─── Records provided

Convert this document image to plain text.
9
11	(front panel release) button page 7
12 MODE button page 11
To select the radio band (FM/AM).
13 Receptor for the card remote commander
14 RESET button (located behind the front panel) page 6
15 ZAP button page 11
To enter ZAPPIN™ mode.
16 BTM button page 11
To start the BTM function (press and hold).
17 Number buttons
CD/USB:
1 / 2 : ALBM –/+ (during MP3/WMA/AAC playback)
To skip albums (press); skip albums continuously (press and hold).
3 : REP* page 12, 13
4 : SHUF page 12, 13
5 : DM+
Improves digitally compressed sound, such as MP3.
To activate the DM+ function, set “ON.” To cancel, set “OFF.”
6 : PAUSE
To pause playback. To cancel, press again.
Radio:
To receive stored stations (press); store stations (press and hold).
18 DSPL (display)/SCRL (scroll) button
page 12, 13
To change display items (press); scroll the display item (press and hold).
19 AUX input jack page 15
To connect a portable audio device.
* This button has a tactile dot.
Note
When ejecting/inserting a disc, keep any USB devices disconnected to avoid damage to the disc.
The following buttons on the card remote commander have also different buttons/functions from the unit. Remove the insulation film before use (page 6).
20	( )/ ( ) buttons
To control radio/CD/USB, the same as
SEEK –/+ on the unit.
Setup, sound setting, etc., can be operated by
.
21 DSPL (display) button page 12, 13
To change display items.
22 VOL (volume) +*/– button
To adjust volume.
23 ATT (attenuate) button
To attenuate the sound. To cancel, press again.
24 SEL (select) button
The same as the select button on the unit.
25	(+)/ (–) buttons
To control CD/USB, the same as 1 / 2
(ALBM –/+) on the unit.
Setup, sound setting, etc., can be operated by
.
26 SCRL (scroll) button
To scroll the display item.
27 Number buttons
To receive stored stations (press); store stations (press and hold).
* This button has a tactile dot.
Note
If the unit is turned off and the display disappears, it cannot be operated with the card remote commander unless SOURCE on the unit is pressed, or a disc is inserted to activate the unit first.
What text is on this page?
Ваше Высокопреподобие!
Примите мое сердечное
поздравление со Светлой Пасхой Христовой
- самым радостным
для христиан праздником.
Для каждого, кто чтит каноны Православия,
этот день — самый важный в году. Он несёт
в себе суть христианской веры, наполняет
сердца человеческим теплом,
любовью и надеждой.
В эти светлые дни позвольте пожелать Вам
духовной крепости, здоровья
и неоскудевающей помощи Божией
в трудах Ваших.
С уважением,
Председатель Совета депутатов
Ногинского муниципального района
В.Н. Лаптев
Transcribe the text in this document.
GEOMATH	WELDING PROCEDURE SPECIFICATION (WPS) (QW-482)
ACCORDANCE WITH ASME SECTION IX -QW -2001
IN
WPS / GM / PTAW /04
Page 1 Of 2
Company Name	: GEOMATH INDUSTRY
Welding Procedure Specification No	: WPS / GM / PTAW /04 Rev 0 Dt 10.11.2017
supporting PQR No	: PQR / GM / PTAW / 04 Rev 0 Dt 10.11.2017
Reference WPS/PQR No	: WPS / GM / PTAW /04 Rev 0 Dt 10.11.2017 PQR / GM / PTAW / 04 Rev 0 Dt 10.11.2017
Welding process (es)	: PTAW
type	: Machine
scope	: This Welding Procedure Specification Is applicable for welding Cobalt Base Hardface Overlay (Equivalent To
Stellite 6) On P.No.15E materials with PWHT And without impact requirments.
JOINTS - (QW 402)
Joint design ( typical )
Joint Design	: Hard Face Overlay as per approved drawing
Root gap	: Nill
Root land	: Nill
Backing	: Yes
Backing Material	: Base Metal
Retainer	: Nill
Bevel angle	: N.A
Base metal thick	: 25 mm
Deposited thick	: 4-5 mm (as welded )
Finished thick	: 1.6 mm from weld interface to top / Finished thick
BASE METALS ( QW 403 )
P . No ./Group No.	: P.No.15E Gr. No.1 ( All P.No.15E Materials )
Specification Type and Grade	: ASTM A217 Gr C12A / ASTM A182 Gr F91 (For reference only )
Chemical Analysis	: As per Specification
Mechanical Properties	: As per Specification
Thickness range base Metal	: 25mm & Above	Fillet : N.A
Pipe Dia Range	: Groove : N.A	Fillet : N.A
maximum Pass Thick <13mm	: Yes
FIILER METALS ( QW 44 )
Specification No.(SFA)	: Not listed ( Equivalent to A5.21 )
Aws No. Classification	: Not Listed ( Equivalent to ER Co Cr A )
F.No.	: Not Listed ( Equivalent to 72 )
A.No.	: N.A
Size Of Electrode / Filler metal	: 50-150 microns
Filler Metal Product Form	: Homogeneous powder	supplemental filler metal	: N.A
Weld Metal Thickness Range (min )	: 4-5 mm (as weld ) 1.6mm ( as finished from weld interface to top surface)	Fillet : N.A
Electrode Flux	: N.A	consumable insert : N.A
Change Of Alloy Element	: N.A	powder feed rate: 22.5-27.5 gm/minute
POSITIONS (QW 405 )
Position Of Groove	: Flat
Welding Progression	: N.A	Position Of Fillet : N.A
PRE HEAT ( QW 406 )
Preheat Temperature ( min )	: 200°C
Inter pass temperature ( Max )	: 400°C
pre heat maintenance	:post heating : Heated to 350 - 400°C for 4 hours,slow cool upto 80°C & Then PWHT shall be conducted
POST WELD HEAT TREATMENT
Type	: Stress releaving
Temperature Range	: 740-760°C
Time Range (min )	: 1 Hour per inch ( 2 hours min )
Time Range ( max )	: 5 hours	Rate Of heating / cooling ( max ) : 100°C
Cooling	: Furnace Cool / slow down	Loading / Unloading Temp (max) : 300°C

──────

◆ Aim: Pull every line containing "DSPL" out of the records.

◆ Reply:
18 DSPL (display)/SCRL (scroll) button
21 DSPL (display) button page 12, 13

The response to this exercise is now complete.